# PROBLEM TO WORK ON
Output each entry that follows exactly. Images stay out.

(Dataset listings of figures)
# # #

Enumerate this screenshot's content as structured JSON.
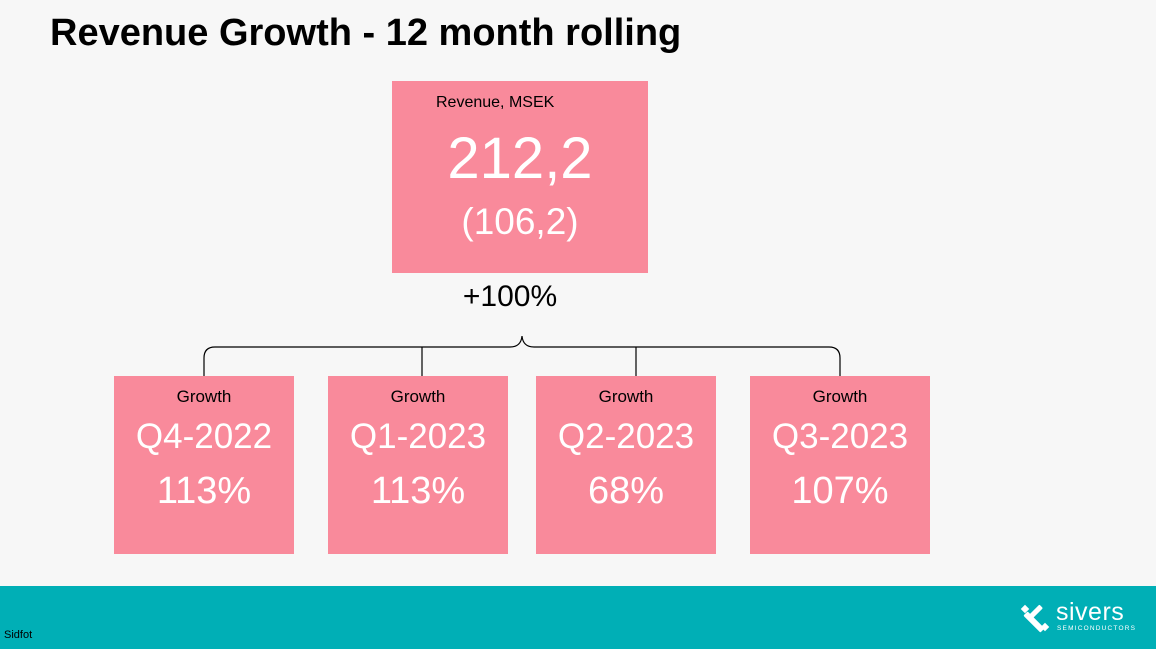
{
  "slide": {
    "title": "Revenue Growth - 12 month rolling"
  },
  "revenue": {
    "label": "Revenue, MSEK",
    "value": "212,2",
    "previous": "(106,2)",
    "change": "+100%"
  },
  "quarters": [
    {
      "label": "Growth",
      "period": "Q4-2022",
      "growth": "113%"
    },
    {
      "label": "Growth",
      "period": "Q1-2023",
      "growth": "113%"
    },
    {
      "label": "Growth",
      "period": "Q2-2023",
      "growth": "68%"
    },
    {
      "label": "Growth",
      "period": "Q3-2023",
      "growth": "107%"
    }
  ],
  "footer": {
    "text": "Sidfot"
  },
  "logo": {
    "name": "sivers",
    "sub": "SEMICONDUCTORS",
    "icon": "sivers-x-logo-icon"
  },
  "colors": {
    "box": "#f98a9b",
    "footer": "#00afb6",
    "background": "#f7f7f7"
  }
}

# # #

# RESULT OF THIS TASK
Enumerate this screenshot's content as structured JSON.
{
  "slide": {
    "title": "Revenue Growth - 12 month rolling"
  },
  "revenue": {
    "label": "Revenue, MSEK",
    "value": "212,2",
    "previous": "(106,2)",
    "change": "+100%"
  },
  "quarters": [
    {
      "label": "Growth",
      "period": "Q4-2022",
      "growth": "113%"
    },
    {
      "label": "Growth",
      "period": "Q1-2023",
      "growth": "113%"
    },
    {
      "label": "Growth",
      "period": "Q2-2023",
      "growth": "68%"
    },
    {
      "label": "Growth",
      "period": "Q3-2023",
      "growth": "107%"
    }
  ],
  "footer": {
    "text": "Sidfot"
  },
  "logo": {
    "name": "sivers",
    "sub": "SEMICONDUCTORS",
    "icon": "sivers-x-logo-icon"
  },
  "colors": {
    "box": "#f98a9b",
    "footer": "#00afb6",
    "background": "#f7f7f7"
  }
}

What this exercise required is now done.